Extracts from a graphics dataset:
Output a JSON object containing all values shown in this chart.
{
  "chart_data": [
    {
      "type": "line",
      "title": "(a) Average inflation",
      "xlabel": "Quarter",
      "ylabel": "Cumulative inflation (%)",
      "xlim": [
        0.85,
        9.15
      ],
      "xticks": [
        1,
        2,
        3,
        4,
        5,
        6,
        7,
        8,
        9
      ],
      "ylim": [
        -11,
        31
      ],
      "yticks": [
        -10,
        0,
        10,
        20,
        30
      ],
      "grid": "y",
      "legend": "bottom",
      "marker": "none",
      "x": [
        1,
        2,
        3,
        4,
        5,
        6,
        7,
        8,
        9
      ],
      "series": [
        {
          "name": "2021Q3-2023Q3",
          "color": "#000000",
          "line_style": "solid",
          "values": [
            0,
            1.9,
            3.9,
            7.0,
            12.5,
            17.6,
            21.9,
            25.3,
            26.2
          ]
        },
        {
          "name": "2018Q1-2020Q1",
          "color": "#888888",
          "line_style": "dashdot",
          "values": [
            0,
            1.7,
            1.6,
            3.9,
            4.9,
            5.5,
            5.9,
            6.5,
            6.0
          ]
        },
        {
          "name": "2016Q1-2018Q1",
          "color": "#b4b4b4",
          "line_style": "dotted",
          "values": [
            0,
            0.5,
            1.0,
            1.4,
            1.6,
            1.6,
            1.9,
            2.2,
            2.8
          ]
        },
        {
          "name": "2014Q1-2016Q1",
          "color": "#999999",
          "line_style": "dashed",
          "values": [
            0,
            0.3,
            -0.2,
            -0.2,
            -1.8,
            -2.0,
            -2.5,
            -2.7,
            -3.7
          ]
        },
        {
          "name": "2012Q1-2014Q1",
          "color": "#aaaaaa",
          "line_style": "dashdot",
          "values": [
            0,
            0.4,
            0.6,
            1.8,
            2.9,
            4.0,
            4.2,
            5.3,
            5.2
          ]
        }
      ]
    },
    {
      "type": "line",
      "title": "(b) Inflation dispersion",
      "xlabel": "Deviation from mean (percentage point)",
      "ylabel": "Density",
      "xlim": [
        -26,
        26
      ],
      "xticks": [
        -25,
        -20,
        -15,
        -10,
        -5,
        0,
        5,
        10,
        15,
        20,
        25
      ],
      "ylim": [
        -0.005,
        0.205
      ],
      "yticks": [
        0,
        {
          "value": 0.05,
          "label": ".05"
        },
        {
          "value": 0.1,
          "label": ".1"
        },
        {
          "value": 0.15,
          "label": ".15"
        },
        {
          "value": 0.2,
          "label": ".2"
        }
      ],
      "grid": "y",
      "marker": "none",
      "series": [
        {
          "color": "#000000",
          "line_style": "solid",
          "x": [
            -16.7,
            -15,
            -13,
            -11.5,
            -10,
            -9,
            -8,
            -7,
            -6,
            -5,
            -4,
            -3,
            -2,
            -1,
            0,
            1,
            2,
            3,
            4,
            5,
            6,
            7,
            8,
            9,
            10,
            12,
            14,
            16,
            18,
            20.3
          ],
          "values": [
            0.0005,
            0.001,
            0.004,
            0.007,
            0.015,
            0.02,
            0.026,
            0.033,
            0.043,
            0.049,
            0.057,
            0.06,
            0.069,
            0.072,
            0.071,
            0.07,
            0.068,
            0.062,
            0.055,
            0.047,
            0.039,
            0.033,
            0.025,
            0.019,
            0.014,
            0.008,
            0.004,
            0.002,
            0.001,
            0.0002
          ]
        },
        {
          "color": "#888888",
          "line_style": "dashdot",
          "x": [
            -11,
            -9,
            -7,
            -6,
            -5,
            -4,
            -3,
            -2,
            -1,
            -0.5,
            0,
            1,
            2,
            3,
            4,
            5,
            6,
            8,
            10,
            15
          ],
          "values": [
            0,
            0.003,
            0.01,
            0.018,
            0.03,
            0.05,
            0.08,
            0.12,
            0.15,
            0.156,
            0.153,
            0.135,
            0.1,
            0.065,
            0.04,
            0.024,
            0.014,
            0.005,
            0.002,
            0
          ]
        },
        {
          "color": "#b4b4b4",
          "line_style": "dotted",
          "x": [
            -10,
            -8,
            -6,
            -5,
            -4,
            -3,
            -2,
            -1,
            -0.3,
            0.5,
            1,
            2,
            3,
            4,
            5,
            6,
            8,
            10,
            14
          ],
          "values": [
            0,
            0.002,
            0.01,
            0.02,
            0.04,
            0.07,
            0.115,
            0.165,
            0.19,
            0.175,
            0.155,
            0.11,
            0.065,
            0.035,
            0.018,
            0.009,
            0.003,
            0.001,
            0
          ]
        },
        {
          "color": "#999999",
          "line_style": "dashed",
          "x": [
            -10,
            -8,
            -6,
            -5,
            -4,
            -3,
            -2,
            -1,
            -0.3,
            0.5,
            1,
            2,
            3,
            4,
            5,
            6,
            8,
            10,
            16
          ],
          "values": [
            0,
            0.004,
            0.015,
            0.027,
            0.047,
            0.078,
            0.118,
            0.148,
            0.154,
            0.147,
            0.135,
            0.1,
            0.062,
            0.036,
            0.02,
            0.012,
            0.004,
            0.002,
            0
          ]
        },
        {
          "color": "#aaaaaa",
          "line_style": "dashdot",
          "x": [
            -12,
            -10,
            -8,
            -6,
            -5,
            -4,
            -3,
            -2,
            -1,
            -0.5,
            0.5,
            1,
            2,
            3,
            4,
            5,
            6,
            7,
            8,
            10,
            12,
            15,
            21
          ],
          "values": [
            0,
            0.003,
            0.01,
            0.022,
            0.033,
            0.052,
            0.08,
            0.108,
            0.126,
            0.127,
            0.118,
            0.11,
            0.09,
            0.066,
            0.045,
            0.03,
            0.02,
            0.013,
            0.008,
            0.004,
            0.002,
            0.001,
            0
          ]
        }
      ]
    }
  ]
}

- INSTRUCTION: Please output the complete data exactly.

- FINISHED EXERCISE:
Output a JSON object containing all values shown in this chart.
{
  "chart_data": [
    {
      "type": "line",
      "title": "(a) Average inflation",
      "xlabel": "Quarter",
      "ylabel": "Cumulative inflation (%)",
      "xlim": [
        0.85,
        9.15
      ],
      "xticks": [
        1,
        2,
        3,
        4,
        5,
        6,
        7,
        8,
        9
      ],
      "ylim": [
        -11,
        31
      ],
      "yticks": [
        -10,
        0,
        10,
        20,
        30
      ],
      "grid": "y",
      "legend": "bottom",
      "marker": "none",
      "x": [
        1,
        2,
        3,
        4,
        5,
        6,
        7,
        8,
        9
      ],
      "series": [
        {
          "name": "2021Q3-2023Q3",
          "color": "#000000",
          "line_style": "solid",
          "values": [
            0,
            1.9,
            3.9,
            7.0,
            12.5,
            17.6,
            21.9,
            25.3,
            26.2
          ]
        },
        {
          "name": "2018Q1-2020Q1",
          "color": "#888888",
          "line_style": "dashdot",
          "values": [
            0,
            1.7,
            1.6,
            3.9,
            4.9,
            5.5,
            5.9,
            6.5,
            6.0
          ]
        },
        {
          "name": "2016Q1-2018Q1",
          "color": "#b4b4b4",
          "line_style": "dotted",
          "values": [
            0,
            0.5,
            1.0,
            1.4,
            1.6,
            1.6,
            1.9,
            2.2,
            2.8
          ]
        },
        {
          "name": "2014Q1-2016Q1",
          "color": "#999999",
          "line_style": "dashed",
          "values": [
            0,
            0.3,
            -0.2,
            -0.2,
            -1.8,
            -2.0,
            -2.5,
            -2.7,
            -3.7
          ]
        },
        {
          "name": "2012Q1-2014Q1",
          "color": "#aaaaaa",
          "line_style": "dashdot",
          "values": [
            0,
            0.4,
            0.6,
            1.8,
            2.9,
            4.0,
            4.2,
            5.3,
            5.2
          ]
        }
      ]
    },
    {
      "type": "line",
      "title": "(b) Inflation dispersion",
      "xlabel": "Deviation from mean (percentage point)",
      "ylabel": "Density",
      "xlim": [
        -26,
        26
      ],
      "xticks": [
        -25,
        -20,
        -15,
        -10,
        -5,
        0,
        5,
        10,
        15,
        20,
        25
      ],
      "ylim": [
        -0.005,
        0.205
      ],
      "yticks": [
        0,
        {
          "value": 0.05,
          "label": ".05"
        },
        {
          "value": 0.1,
          "label": ".1"
        },
        {
          "value": 0.15,
          "label": ".15"
        },
        {
          "value": 0.2,
          "label": ".2"
        }
      ],
      "grid": "y",
      "marker": "none",
      "series": [
        {
          "color": "#000000",
          "line_style": "solid",
          "x": [
            -16.7,
            -15,
            -13,
            -11.5,
            -10,
            -9,
            -8,
            -7,
            -6,
            -5,
            -4,
            -3,
            -2,
            -1,
            0,
            1,
            2,
            3,
            4,
            5,
            6,
            7,
            8,
            9,
            10,
            12,
            14,
            16,
            18,
            20.3
          ],
          "values": [
            0.0005,
            0.001,
            0.004,
            0.007,
            0.015,
            0.02,
            0.026,
            0.033,
            0.043,
            0.049,
            0.057,
            0.06,
            0.069,
            0.072,
            0.071,
            0.07,
            0.068,
            0.062,
            0.055,
            0.047,
            0.039,
            0.033,
            0.025,
            0.019,
            0.014,
            0.008,
            0.004,
            0.002,
            0.001,
            0.0002
          ]
        },
        {
          "color": "#888888",
          "line_style": "dashdot",
          "x": [
            -11,
            -9,
            -7,
            -6,
            -5,
            -4,
            -3,
            -2,
            -1,
            -0.5,
            0,
            1,
            2,
            3,
            4,
            5,
            6,
            8,
            10,
            15
          ],
          "values": [
            0,
            0.003,
            0.01,
            0.018,
            0.03,
            0.05,
            0.08,
            0.12,
            0.15,
            0.156,
            0.153,
            0.135,
            0.1,
            0.065,
            0.04,
            0.024,
            0.014,
            0.005,
            0.002,
            0
          ]
        },
        {
          "color": "#b4b4b4",
          "line_style": "dotted",
          "x": [
            -10,
            -8,
            -6,
            -5,
            -4,
            -3,
            -2,
            -1,
            -0.3,
            0.5,
            1,
            2,
            3,
            4,
            5,
            6,
            8,
            10,
            14
          ],
          "values": [
            0,
            0.002,
            0.01,
            0.02,
            0.04,
            0.07,
            0.115,
            0.165,
            0.19,
            0.175,
            0.155,
            0.11,
            0.065,
            0.035,
            0.018,
            0.009,
            0.003,
            0.001,
            0
          ]
        },
        {
          "color": "#999999",
          "line_style": "dashed",
          "x": [
            -10,
            -8,
            -6,
            -5,
            -4,
            -3,
            -2,
            -1,
            -0.3,
            0.5,
            1,
            2,
            3,
            4,
            5,
            6,
            8,
            10,
            16
          ],
          "values": [
            0,
            0.004,
            0.015,
            0.027,
            0.047,
            0.078,
            0.118,
            0.148,
            0.154,
            0.147,
            0.135,
            0.1,
            0.062,
            0.036,
            0.02,
            0.012,
            0.004,
            0.002,
            0
          ]
        },
        {
          "color": "#aaaaaa",
          "line_style": "dashdot",
          "x": [
            -12,
            -10,
            -8,
            -6,
            -5,
            -4,
            -3,
            -2,
            -1,
            -0.5,
            0.5,
            1,
            2,
            3,
            4,
            5,
            6,
            7,
            8,
            10,
            12,
            15,
            21
          ],
          "values": [
            0,
            0.003,
            0.01,
            0.022,
            0.033,
            0.052,
            0.08,
            0.108,
            0.126,
            0.127,
            0.118,
            0.11,
            0.09,
            0.066,
            0.045,
            0.03,
            0.02,
            0.013,
            0.008,
            0.004,
            0.002,
            0.001,
            0
          ]
        }
      ]
    }
  ]
}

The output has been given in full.